- [Assigned task] Continue the passage about Israel's security and Iran's proxy network, beginning right after its final sentence.

Begin, in the U.S. Congress’ building, unabashedly replied to Biden:
“Don’t threaten us with cutting off your aid. It will not work. I am not a Jew with trembling knees. I am a proud Jew with 3,700 years of civilized history. Nobody came to our aid when we were dying in the gas chambers and ovens. Nobody came to our aid when we were striving to create our country.”
“We paid for it. We fought for it. We died for it. We will stand by our principles. We will defend them. And, when necessary, we will die for them again, with or without your aid.”
Certainly much has changed since 1982 in America, Israel, and across the Middle East. Among other notable events, America was demoralized by the 9/11 attacks, went on to fight two head-scratching wars in Iraq and Afghanistan, and most recently prodded Vladimir Putin into invading Ukraine by pushing for NATO expansion.
In Israel, we saw two Palestinian intifadas (violent uprisings against the Jewish state), three wars (two with Lebanon and one with Iraq), five failed Israeli-Palestinian peace plans, and Benjamin “Bibi” Netanyahu serving as Israel’s prime minister for something like 18 years (nearly a quarter of the State of Israel’s total existence).
Across the Middle East, Iran has destabilized the region following its revolution in 1979, when the theocratic regime of Ayatollah Ruhollah Khomeini, a religious cleric who headed one of the rebel factions, superseded the Pahlavi dynasty.
Since then, Khomeini has been relentlessly investing in the export of Iran’s Islamic revolution, with the aim of maximizing regional hegemony. As part of this masterplan, the Iranians identify other like-minded rebel groups across the Middle East and North Africa, and turn them into Iranian proxies by supplying them with training, weaponry, and funds to carry out (or stand ready to carry out) “missions” that align with this masterplan.
Experts say Iran hopes to further leverage its growing network of proxies to move equipment and personnel across the Middle East and North Africa — and remove Western powers (i.e. Israel) that stand in its way. In recent years, Iran has sought to improve cooperation among these proxies, with the grand plan of forming a more united “Axis of Resistance” against mutual enemies.
Whereas Saudi Arabia and other Gulf states like the United Arab Emirates are pursuing ambitious plans to diversify their economies, the Iranian regime wants to turn the region into a despotic caliphate, an Islamic form of government led by someone who’s considered a political-religious successor to the Islamic prophet Muhammad.
In pursuing its hegemonic masterplan, Iran has virtually surrounded Israel with its proxies: Hezbollah on Israel’s northern border; Iranian forces in Syria (on Israel’s northeastern border); the Houthis in Yemen, across the Red Sea from Eilat (Israel’s southern-most city); and Hamas and Palestinian Islamic Jihad in the Palestinian territories (on both Israel’s eastern and southwestern).
The only direction Israel doesn’t have an Iranian proxy situated is on its western border, because sitting there is the Mediterranean Sea. Hence why extreme Palestinian factions and their partners (i.e. Iran) talking about “driving the Jews into the sea.” Not exactly encouraging, is it?
There are many reasons why the Jewish state has found itself in this hazardous situation, but when we really boil down to it, the primary person to blame for Israel’s unsettling security circumstances is one Benjamin “Bibi” Netanyahu — and the plot goes back further than most people realize.
In 2015, then-U.S. President Barack Obama and the leaders of the nations known as the P5+1 — China, Britain, France, Russia, and Germany — were using every tool in the international security shed to constrain Iran’s pursuit of nuclear weapons, including negotiating a formal deal.

- [Study material]
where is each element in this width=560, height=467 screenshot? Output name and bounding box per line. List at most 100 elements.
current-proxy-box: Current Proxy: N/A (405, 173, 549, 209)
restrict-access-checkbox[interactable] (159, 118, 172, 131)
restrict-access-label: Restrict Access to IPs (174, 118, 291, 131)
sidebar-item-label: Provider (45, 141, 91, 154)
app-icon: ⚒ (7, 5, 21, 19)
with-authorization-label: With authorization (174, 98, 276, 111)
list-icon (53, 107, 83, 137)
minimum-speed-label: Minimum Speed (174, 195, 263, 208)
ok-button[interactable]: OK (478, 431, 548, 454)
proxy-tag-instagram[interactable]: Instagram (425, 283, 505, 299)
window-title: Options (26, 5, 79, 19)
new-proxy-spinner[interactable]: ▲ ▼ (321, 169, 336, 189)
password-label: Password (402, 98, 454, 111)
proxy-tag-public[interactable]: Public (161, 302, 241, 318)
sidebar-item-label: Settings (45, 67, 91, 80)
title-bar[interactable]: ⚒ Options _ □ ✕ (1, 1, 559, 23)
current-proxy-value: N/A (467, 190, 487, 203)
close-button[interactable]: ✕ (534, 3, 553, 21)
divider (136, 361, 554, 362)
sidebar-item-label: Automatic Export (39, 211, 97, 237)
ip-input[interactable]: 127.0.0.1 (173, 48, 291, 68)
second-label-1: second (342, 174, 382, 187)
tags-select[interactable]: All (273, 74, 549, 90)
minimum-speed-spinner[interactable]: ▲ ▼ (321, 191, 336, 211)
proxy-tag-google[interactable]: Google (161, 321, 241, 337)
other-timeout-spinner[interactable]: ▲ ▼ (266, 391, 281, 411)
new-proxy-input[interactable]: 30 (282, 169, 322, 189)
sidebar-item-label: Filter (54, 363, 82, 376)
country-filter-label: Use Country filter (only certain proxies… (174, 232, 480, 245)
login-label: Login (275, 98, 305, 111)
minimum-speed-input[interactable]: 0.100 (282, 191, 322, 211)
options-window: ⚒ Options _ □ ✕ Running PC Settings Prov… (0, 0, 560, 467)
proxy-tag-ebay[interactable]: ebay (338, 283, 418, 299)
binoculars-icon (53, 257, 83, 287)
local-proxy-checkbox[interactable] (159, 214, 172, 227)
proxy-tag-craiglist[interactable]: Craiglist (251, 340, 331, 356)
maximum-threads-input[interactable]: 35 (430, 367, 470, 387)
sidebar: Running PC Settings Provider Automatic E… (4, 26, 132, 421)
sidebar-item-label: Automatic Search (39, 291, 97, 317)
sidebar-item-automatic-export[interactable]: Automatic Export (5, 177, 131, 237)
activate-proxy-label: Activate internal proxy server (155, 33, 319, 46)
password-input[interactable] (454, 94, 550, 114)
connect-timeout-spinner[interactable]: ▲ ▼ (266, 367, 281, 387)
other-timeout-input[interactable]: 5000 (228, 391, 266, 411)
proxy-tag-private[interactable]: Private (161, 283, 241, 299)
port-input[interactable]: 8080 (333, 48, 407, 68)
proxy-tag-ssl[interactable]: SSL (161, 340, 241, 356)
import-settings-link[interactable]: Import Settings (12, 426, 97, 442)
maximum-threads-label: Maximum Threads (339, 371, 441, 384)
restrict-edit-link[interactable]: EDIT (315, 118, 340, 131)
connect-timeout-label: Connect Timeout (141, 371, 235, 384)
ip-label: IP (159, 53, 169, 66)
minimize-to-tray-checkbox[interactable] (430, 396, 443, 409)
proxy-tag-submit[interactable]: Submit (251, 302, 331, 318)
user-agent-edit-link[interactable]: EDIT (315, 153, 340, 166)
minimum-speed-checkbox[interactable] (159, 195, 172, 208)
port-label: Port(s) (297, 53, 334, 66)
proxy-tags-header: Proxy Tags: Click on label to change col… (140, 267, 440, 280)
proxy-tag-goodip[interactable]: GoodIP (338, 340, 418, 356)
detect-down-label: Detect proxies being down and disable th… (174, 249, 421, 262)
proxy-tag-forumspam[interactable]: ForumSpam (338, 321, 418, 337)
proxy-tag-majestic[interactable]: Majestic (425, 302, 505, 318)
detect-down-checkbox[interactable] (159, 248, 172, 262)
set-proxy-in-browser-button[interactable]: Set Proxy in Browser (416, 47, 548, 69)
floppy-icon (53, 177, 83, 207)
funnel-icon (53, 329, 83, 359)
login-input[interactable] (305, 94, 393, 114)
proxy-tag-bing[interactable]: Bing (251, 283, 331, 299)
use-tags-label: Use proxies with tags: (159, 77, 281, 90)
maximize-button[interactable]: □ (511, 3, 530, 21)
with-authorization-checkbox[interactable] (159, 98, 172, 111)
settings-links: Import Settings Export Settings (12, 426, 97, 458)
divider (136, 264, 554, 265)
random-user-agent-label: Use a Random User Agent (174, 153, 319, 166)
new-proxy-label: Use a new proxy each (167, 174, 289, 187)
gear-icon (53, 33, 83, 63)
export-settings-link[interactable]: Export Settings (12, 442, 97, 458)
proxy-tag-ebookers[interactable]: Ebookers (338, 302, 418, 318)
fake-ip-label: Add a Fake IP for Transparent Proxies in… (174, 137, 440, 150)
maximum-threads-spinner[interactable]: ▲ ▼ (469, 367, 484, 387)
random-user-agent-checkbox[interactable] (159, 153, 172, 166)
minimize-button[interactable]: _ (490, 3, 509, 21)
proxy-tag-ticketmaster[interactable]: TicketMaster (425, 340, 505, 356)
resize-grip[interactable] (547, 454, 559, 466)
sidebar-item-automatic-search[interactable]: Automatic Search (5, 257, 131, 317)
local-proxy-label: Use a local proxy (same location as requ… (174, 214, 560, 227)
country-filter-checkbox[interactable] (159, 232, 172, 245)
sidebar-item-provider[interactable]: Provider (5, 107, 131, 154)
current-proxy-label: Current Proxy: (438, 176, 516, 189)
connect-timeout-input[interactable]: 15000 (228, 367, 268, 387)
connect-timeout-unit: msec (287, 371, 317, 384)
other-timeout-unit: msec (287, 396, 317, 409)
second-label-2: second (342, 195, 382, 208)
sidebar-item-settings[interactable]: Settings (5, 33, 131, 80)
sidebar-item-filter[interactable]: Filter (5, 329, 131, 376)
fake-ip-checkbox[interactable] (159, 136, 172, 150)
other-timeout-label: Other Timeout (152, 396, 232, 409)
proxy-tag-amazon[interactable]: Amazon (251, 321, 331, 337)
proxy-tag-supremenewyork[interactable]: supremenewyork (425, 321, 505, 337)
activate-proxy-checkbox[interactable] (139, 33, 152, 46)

- [Exercise response]
Make no mistake, these negotiations and the resulting agreement were ridiculously defective, but so too were Bibi’s antics: While leading a country that receives tremendous U.S. support, he ran a multifaceted, multi-phase public campaign against an American president’s agenda, such as bypassing the Obama administration to deliver a joint address to the U.S. Congress, an invitation traditionally extended via the White House.
Not only was his strategy nothing short of a disaster, it failed to stop the deal with Iran, sidelined Israel diplomatically, and injected partisanship into what, until then, had been roundly bipartisan U.S. support for Israel. The Democratic Party has not been unified on support for the Jewish state since.
The reverberations from Netanyahu’s speech have echoed through U.S.-Israeli relations in the years since, and his stubborn rhetoric put Israel in the precarious situation of being further sidelined by the global community. Criticism of him came swiftly, not only from Obama’s party, but from within Israel as well.
“I am also not thrilled about Obama’s policies,” said Yair Lapid, Netanyahu’s former finance minister and current leader of the opposition in the Knesset (Israel’s legislature). “But Netanyahu crossed a line that caused the White House to stop listening to Israel. In the last year of international negotiations, we weren’t even in the arena … and the door to the White House was closed to us.”1
That wasn’t the only line Bibi crossed. In 2017, he was investigated and questioned by Israeli police in two interconnected criminal cases. In one case, he was suspected of having obtained inappropriate favors from businessmen.
And in the other one, Bibi was alleged to try to strike a deal with the publisher of the Yedioth Ahronot newspaper group, Arnon Mozes, to promote legislation that would weaken Yedioth’s main competitor, Israel Hayom, in exchange for more favorable coverage of Netanyahu.
Israeli police went on to confirm for the first time that Netanyahu was suspected of crimes involving fraud, breach of trust, and bribes in these cases. In August 2017, it was reported that the Prime Minister’s former chief of staff, Ari Harow, had signed a deal with prosecutors to testify against Netanyahu in these cases.
Six months later, Israeli police recommended that Netanyahu be charged with corruption, claiming that sufficient evidence exists to indict the prime minister on charges of bribery, fraud, and breach of trust in the two cases. Netanyahu responded that the allegations were baseless and that he would continue as prime minister.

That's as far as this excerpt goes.